Data excerpts:
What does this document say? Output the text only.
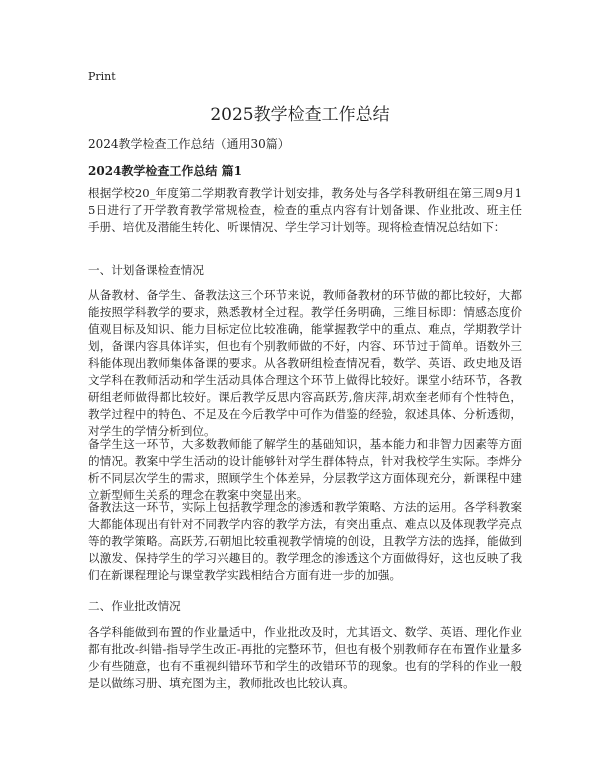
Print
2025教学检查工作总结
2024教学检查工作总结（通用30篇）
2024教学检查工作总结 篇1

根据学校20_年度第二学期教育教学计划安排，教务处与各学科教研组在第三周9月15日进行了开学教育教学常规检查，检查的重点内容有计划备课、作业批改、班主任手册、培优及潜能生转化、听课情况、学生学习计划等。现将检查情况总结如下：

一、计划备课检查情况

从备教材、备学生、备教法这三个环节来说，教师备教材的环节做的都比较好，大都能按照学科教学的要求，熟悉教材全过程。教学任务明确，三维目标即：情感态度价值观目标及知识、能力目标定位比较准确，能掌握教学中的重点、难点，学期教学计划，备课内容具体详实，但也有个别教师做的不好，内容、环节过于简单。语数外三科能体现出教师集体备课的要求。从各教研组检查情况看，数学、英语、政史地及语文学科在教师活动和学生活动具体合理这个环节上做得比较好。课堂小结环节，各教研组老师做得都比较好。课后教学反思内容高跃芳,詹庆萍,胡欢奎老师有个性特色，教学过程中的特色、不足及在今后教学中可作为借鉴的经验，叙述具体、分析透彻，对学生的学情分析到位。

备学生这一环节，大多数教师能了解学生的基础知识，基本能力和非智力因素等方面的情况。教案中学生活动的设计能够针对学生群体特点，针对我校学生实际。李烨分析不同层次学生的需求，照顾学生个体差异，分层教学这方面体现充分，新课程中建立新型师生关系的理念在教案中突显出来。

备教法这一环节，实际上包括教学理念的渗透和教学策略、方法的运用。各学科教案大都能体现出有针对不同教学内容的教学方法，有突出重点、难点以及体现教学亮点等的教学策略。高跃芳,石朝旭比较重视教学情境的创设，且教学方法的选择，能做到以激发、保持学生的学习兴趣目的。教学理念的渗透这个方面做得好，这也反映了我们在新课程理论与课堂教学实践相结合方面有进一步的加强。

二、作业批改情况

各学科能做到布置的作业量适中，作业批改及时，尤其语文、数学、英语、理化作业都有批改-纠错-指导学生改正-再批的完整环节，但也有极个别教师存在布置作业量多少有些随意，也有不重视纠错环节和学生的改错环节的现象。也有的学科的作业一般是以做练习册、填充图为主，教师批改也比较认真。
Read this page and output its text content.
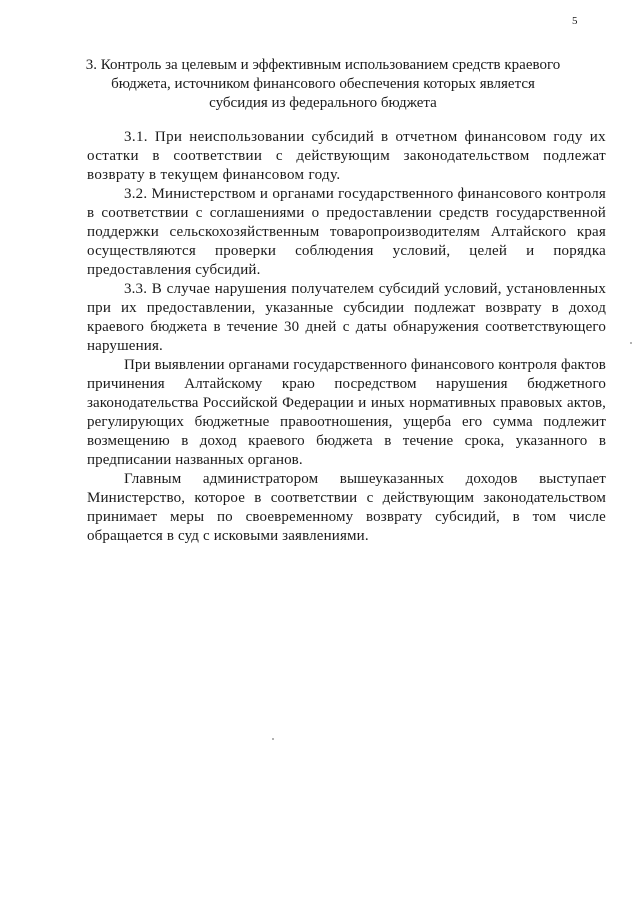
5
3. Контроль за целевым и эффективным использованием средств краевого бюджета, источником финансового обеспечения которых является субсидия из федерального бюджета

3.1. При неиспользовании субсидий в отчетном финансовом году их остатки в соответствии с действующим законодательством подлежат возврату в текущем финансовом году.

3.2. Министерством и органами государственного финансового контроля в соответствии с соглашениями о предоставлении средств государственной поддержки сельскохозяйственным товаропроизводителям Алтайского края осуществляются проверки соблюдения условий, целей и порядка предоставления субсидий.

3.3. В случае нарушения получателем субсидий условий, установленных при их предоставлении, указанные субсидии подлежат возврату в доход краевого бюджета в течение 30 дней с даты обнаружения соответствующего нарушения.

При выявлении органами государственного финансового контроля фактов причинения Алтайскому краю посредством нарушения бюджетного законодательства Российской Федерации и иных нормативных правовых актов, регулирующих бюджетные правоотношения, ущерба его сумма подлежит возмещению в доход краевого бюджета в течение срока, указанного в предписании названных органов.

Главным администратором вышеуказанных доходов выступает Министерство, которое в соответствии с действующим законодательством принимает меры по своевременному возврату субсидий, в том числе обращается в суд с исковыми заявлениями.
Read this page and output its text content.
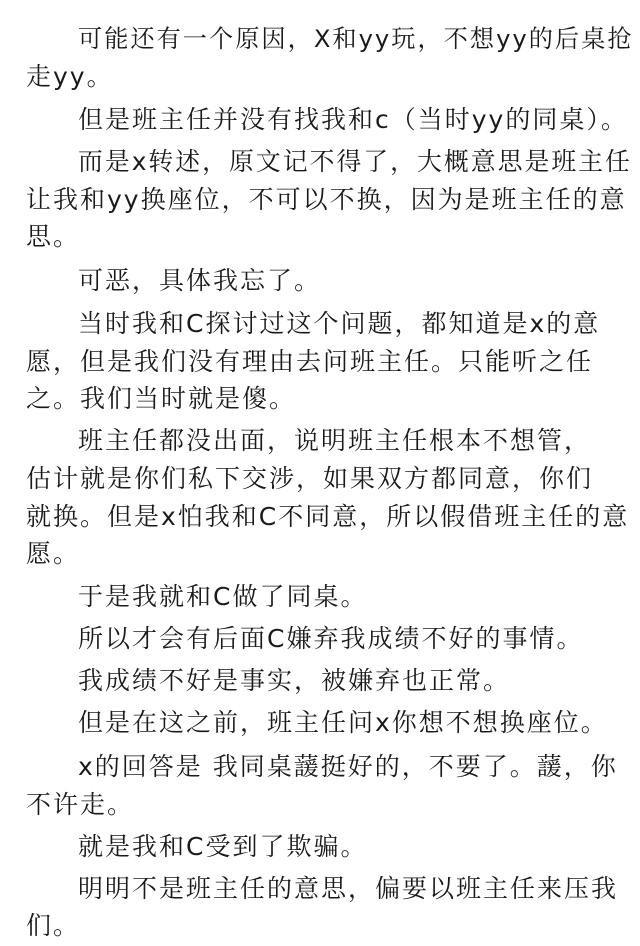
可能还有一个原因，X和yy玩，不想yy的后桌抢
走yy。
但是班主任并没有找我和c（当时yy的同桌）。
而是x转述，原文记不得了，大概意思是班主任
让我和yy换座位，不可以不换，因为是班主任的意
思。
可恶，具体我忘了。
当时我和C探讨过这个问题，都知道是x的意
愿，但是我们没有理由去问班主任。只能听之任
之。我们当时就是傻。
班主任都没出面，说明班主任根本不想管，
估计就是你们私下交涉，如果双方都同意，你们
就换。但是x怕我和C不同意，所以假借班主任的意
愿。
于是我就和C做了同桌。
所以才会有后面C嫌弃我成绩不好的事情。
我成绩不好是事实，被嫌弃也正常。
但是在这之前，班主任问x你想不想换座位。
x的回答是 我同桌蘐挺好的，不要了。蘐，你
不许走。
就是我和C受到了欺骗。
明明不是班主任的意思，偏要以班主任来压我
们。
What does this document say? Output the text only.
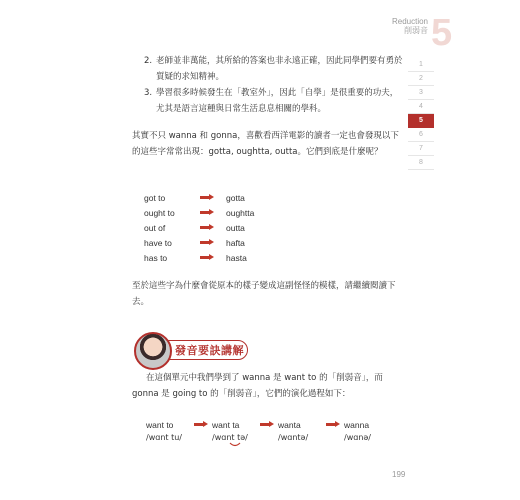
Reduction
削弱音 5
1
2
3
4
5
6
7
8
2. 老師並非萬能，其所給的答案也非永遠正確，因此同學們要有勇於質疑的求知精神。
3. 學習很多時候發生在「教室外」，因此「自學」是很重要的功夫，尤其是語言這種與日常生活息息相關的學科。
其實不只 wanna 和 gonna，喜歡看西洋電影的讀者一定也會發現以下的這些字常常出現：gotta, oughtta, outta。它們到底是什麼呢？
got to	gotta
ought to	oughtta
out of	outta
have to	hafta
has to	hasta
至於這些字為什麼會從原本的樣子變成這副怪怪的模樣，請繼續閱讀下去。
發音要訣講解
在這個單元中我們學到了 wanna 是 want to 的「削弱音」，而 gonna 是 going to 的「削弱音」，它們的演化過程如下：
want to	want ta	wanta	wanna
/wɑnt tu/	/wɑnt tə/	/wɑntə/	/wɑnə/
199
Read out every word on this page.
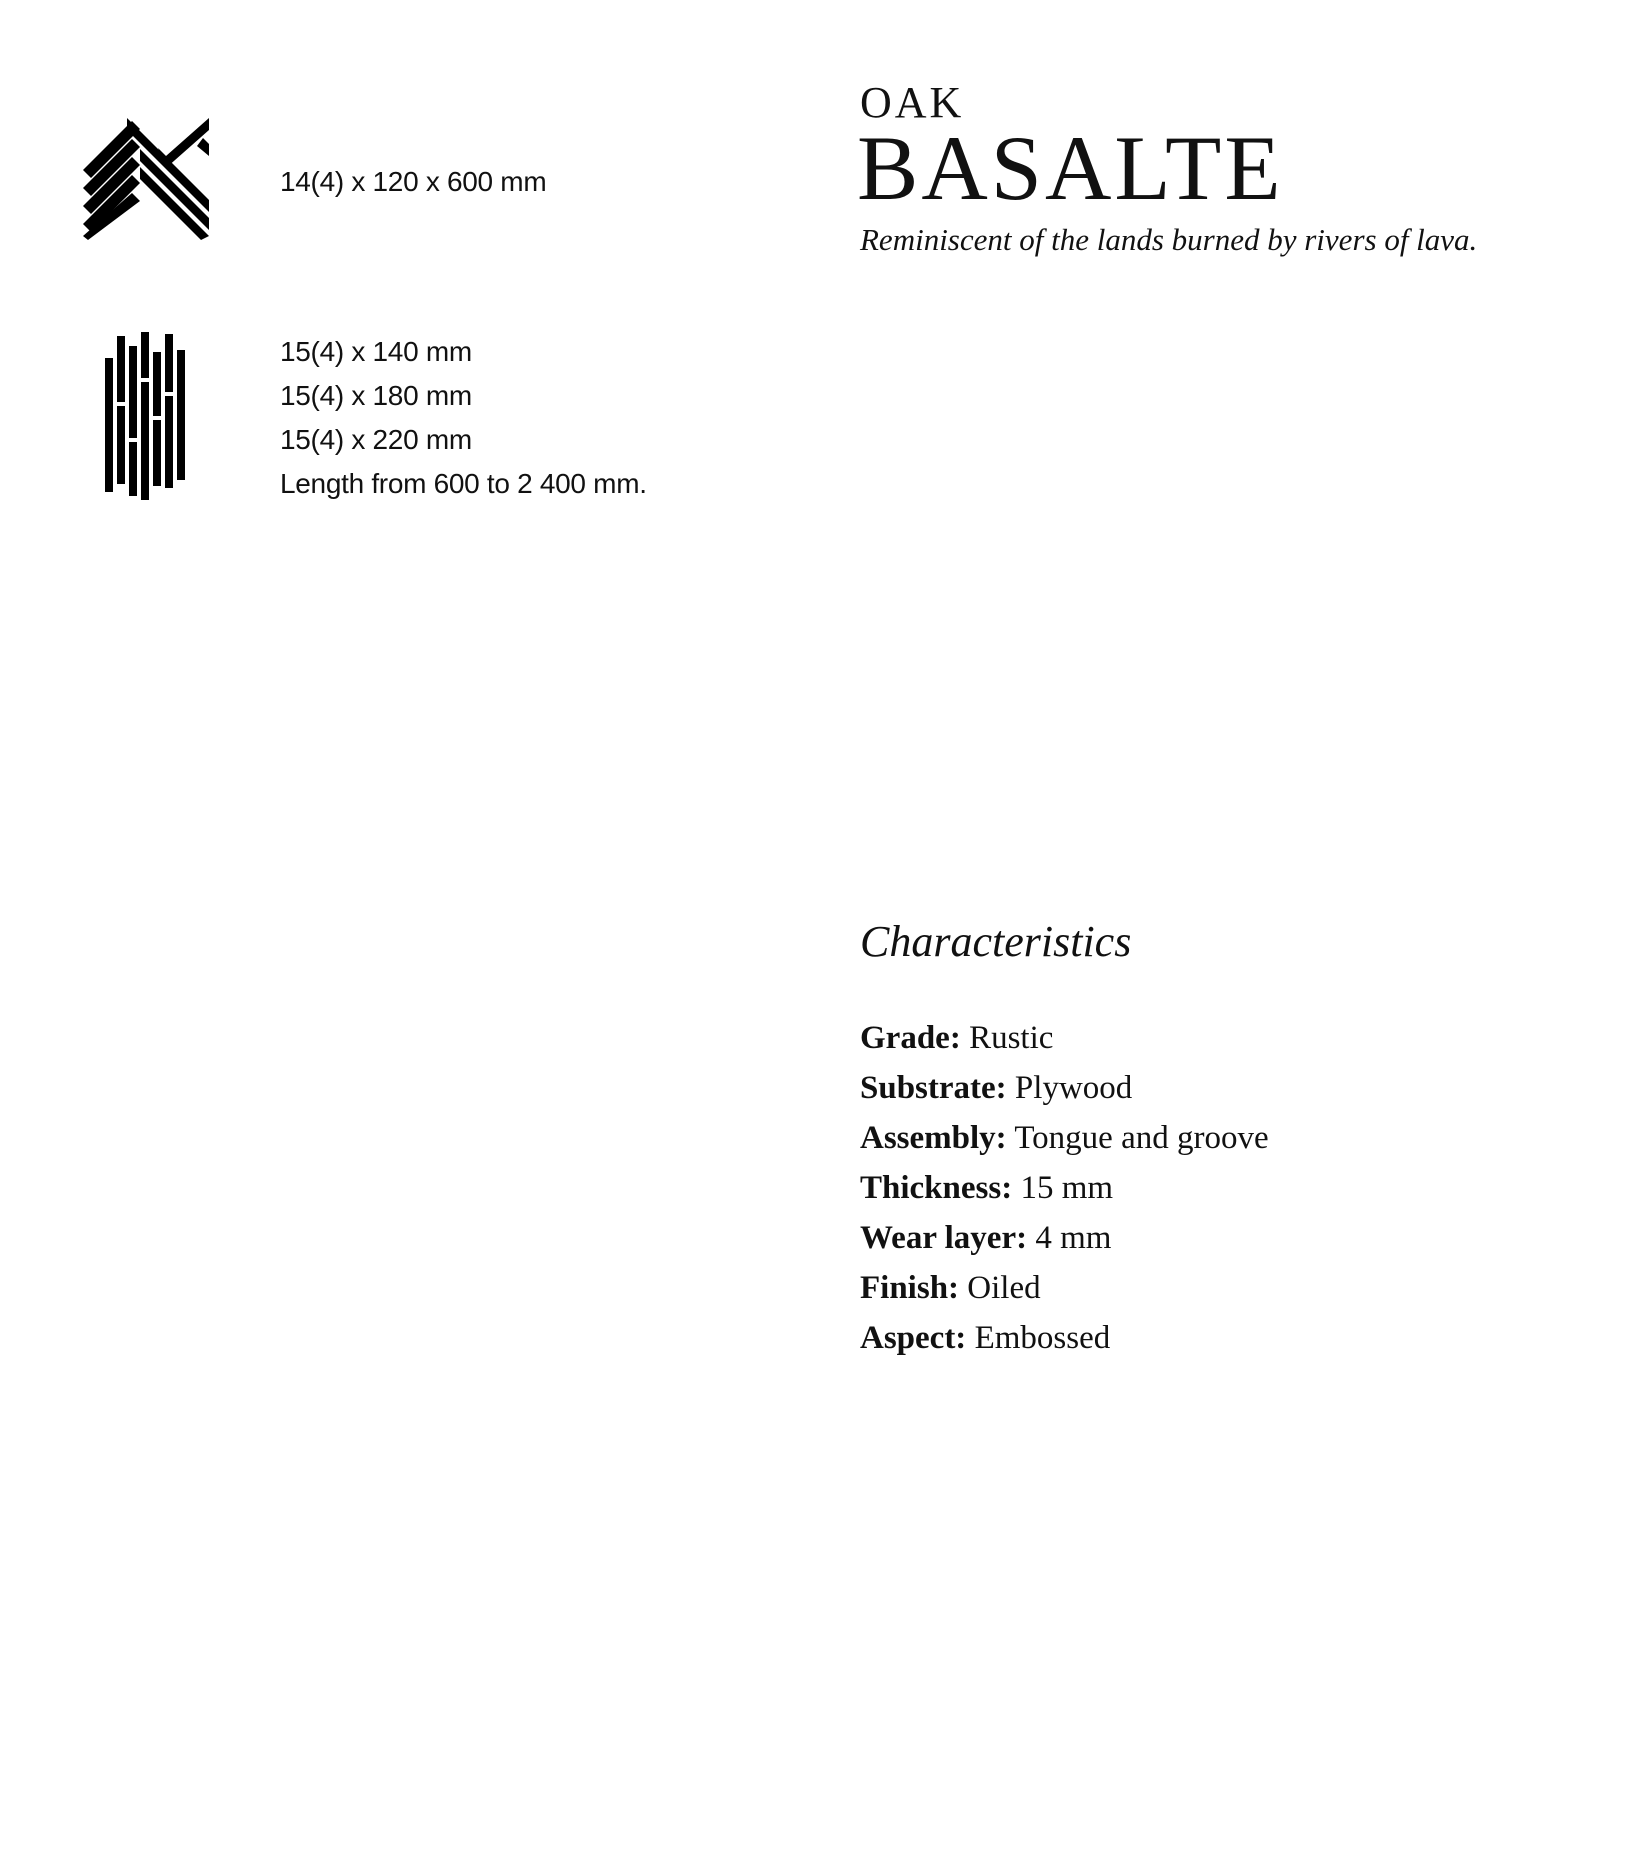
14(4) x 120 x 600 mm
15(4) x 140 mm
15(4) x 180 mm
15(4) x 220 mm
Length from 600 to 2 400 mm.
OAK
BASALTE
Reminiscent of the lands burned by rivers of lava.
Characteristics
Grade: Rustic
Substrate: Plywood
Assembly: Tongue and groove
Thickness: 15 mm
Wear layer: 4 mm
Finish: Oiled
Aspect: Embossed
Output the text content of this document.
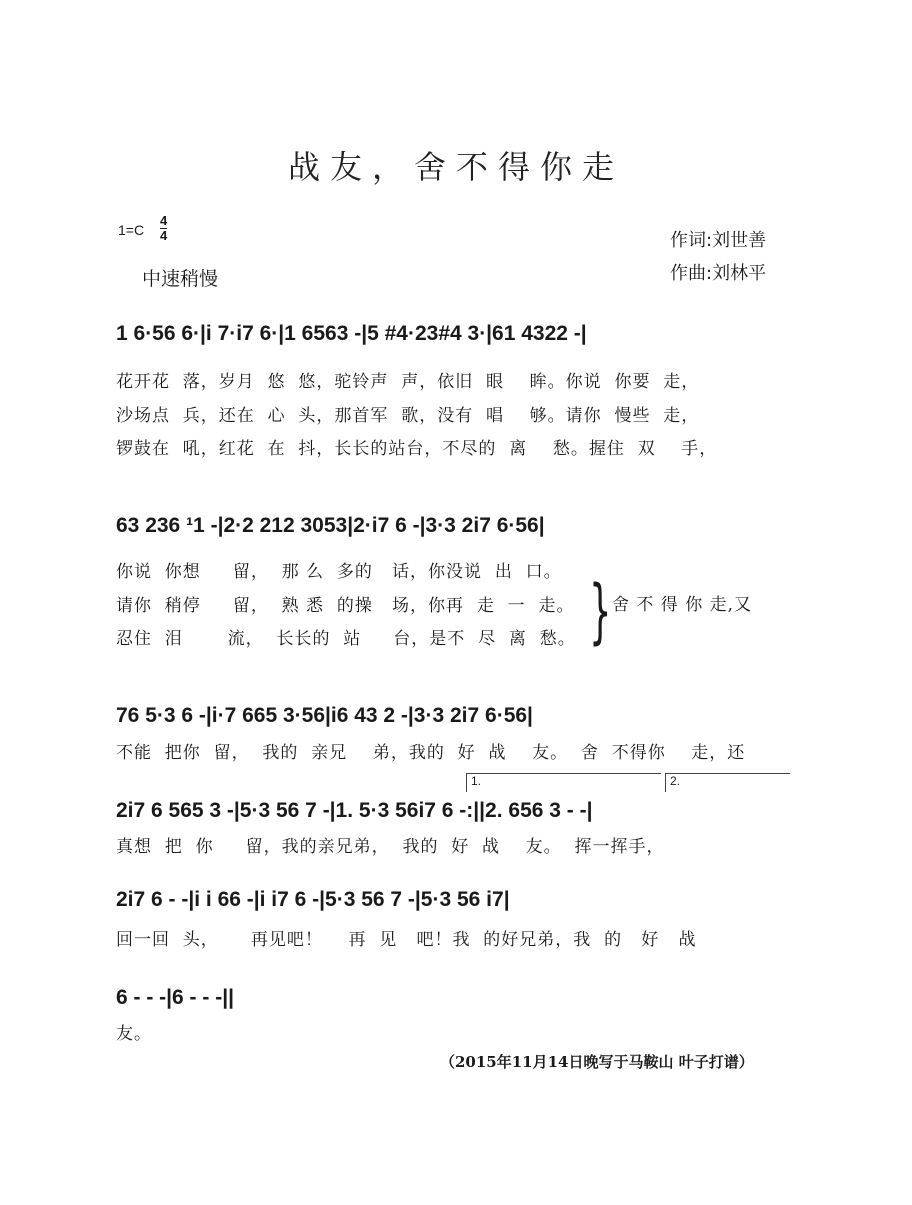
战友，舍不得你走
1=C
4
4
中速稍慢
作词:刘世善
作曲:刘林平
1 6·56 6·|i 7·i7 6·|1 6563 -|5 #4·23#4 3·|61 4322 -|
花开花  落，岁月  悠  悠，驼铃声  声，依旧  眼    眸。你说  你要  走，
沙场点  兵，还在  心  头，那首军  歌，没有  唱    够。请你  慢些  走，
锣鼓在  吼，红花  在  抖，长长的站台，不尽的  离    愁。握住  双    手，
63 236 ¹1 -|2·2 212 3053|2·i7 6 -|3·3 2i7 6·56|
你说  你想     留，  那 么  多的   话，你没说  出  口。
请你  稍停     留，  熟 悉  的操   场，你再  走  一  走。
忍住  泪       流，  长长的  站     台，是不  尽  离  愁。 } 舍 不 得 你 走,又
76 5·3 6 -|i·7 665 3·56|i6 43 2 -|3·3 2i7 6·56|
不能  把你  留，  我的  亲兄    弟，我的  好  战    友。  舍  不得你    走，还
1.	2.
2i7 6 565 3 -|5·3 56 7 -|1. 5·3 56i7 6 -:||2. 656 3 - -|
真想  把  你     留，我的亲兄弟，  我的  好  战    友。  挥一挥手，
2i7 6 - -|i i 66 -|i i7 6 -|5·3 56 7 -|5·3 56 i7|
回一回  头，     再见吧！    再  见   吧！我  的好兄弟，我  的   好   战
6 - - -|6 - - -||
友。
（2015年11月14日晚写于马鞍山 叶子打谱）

◆ YOUR OBJECTIVE ◆
Pick out the lines that contain "wanna" and copy them.

◆ RESULT BELOW ◆
其實不只 wanna 和 gonna，喜歡看西洋電影的讀者一定也會發現以下的這些字常常出現：gotta, oughtta, outta。它們到底是什麼呢？
在這個單元中我們學到了 wanna 是 want to 的「削弱音」，而 gonna 是 going to 的「削弱音」，它們的演化過程如下：
want to	want ta	wanta	wanna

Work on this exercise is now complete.